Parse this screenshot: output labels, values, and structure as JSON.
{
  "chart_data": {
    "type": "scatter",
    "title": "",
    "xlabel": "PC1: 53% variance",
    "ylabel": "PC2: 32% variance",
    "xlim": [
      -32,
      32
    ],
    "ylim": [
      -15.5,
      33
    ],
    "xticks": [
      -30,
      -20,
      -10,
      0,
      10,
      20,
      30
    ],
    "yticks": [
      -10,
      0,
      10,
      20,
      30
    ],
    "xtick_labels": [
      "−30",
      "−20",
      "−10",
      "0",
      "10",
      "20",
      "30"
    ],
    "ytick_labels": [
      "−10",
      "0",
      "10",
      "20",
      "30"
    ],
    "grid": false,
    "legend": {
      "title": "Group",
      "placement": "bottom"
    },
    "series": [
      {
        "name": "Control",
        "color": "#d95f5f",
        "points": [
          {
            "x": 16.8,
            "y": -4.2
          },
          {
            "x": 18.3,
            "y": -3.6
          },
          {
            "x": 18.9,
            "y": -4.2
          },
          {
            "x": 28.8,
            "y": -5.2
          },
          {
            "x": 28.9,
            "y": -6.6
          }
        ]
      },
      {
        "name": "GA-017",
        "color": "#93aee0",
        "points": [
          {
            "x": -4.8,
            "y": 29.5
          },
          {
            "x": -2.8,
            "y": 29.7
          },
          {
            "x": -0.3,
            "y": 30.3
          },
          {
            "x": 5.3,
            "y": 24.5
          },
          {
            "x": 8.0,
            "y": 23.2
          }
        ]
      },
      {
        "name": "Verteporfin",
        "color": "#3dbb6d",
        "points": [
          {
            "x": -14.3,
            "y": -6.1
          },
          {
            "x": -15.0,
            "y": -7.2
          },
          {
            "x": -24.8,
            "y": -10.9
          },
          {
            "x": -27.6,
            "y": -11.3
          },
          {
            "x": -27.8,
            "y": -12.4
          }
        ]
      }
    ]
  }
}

###

- **Task goal**
Repeat the records above exactly.

- **Final result**
Parse this screenshot: output labels, values, and structure as JSON.
{
  "chart_data": {
    "type": "scatter",
    "title": "",
    "xlabel": "PC1: 53% variance",
    "ylabel": "PC2: 32% variance",
    "xlim": [
      -32,
      32
    ],
    "ylim": [
      -15.5,
      33
    ],
    "xticks": [
      -30,
      -20,
      -10,
      0,
      10,
      20,
      30
    ],
    "yticks": [
      -10,
      0,
      10,
      20,
      30
    ],
    "xtick_labels": [
      "−30",
      "−20",
      "−10",
      "0",
      "10",
      "20",
      "30"
    ],
    "ytick_labels": [
      "−10",
      "0",
      "10",
      "20",
      "30"
    ],
    "grid": false,
    "legend": {
      "title": "Group",
      "placement": "bottom"
    },
    "series": [
      {
        "name": "Control",
        "color": "#d95f5f",
        "points": [
          {
            "x": 16.8,
            "y": -4.2
          },
          {
            "x": 18.3,
            "y": -3.6
          },
          {
            "x": 18.9,
            "y": -4.2
          },
          {
            "x": 28.8,
            "y": -5.2
          },
          {
            "x": 28.9,
            "y": -6.6
          }
        ]
      },
      {
        "name": "GA-017",
        "color": "#93aee0",
        "points": [
          {
            "x": -4.8,
            "y": 29.5
          },
          {
            "x": -2.8,
            "y": 29.7
          },
          {
            "x": -0.3,
            "y": 30.3
          },
          {
            "x": 5.3,
            "y": 24.5
          },
          {
            "x": 8.0,
            "y": 23.2
          }
        ]
      },
      {
        "name": "Verteporfin",
        "color": "#3dbb6d",
        "points": [
          {
            "x": -14.3,
            "y": -6.1
          },
          {
            "x": -15.0,
            "y": -7.2
          },
          {
            "x": -24.8,
            "y": -10.9
          },
          {
            "x": -27.6,
            "y": -11.3
          },
          {
            "x": -27.8,
            "y": -12.4
          }
        ]
      }
    ]
  }
}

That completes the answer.